**INPUT DATA**
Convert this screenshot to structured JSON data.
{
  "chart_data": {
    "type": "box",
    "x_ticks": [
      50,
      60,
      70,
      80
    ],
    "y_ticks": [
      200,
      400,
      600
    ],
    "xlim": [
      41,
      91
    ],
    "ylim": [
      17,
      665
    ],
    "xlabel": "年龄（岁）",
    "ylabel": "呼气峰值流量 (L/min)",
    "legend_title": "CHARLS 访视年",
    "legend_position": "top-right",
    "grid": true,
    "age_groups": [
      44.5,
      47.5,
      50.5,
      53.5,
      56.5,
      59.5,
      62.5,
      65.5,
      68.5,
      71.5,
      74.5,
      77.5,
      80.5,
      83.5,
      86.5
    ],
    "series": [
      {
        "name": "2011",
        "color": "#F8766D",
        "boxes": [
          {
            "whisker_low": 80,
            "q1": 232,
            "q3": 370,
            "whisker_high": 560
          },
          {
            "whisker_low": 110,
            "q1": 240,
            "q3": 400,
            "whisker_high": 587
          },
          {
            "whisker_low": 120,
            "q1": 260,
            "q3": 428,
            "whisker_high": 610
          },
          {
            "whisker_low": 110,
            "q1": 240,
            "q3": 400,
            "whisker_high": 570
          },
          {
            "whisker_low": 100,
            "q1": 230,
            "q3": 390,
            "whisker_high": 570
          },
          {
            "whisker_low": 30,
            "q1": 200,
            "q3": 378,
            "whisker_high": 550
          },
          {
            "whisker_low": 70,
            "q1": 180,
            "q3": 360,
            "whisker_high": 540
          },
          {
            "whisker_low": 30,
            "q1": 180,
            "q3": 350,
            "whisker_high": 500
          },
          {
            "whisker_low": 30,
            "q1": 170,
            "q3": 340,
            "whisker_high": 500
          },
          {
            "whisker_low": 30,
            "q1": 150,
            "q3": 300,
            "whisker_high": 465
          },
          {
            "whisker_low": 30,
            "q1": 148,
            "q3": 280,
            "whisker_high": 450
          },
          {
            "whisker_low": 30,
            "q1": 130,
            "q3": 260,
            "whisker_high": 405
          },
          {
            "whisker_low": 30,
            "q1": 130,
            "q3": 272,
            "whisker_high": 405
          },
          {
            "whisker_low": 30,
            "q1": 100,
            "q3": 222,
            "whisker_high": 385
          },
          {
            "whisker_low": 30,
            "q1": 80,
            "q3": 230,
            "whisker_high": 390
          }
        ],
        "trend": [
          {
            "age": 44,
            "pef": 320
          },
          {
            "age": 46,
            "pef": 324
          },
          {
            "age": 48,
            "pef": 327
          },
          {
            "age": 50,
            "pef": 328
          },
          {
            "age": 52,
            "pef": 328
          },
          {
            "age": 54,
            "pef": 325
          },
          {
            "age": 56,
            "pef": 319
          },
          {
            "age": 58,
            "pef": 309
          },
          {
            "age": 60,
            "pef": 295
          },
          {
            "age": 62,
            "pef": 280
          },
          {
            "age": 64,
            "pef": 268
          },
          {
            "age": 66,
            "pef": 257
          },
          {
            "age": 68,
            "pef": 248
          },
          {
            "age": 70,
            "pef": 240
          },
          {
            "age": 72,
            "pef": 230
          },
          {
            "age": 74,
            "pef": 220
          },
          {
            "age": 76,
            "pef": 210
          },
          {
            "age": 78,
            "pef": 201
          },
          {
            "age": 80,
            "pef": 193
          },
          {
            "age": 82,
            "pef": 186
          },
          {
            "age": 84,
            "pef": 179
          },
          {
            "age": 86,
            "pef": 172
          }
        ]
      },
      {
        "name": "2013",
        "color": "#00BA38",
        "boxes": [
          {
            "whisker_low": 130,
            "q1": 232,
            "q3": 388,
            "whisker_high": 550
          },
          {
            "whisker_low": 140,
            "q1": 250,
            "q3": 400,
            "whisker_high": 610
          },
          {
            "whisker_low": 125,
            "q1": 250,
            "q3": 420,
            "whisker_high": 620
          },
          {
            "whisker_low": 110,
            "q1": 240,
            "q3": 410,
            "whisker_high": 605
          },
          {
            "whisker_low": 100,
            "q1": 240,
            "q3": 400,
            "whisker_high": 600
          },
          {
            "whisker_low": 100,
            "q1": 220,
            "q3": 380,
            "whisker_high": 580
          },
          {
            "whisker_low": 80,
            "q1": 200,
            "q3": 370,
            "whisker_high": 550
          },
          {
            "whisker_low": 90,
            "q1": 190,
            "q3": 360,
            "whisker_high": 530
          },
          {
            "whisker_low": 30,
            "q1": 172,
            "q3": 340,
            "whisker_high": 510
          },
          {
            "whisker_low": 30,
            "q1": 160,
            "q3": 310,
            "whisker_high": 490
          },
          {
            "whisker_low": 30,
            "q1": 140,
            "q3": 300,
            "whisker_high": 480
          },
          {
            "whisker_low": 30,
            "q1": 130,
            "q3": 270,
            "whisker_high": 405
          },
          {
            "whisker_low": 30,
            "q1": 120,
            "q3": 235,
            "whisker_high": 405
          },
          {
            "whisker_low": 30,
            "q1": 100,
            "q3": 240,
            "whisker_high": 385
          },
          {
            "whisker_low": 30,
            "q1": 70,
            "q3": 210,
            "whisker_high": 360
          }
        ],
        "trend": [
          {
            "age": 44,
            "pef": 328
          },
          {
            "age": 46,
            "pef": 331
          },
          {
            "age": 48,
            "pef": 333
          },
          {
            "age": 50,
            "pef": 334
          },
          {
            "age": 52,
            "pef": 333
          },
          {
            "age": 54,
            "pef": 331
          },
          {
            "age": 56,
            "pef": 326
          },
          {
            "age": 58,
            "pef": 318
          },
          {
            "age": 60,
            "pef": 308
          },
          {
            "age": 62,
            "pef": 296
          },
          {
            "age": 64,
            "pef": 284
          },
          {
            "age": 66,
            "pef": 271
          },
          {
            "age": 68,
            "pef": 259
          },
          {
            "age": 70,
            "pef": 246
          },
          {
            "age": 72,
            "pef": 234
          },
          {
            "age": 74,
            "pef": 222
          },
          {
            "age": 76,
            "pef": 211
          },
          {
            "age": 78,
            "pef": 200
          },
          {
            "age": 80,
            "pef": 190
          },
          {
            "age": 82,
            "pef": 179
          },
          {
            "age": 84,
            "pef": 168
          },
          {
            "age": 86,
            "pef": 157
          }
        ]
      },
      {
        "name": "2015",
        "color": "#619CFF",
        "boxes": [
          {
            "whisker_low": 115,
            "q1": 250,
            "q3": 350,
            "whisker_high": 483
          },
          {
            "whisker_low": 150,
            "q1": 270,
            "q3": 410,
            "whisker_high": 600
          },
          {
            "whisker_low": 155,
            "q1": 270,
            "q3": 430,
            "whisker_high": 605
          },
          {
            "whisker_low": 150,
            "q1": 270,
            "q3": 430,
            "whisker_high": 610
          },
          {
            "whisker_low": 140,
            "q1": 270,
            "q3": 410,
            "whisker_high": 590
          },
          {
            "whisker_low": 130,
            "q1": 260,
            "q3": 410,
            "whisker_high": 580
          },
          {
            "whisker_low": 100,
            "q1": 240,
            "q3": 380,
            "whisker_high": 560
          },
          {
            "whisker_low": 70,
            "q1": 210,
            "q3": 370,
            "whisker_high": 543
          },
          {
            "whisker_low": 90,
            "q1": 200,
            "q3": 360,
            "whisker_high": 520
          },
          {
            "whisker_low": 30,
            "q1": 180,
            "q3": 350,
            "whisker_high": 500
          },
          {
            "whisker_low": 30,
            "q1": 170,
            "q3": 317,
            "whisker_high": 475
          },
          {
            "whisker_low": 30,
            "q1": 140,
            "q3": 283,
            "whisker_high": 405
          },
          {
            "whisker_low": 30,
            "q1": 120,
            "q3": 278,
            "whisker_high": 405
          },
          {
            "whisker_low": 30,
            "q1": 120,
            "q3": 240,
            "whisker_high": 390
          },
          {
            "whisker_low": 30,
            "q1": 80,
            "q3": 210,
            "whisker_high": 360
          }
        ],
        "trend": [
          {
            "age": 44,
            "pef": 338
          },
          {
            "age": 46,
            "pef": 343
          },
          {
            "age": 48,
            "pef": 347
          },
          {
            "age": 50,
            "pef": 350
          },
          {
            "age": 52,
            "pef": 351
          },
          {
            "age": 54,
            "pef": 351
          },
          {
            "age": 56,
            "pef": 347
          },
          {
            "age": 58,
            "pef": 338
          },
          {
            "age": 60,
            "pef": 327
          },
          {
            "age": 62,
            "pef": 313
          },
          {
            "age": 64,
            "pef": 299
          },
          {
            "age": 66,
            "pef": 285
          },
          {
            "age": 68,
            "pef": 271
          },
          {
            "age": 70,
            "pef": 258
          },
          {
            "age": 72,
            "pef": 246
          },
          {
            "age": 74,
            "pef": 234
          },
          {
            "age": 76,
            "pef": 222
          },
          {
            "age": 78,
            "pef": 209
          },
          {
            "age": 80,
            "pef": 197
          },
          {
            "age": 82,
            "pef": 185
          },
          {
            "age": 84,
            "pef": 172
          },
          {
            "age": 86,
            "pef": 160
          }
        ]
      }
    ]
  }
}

**YOUR GOAL**
Go through the records and copy each line with "color" in it.

**EXERCISE RESULT**
        "color": "#F8766D",
        "color": "#00BA38",
        "color": "#619CFF",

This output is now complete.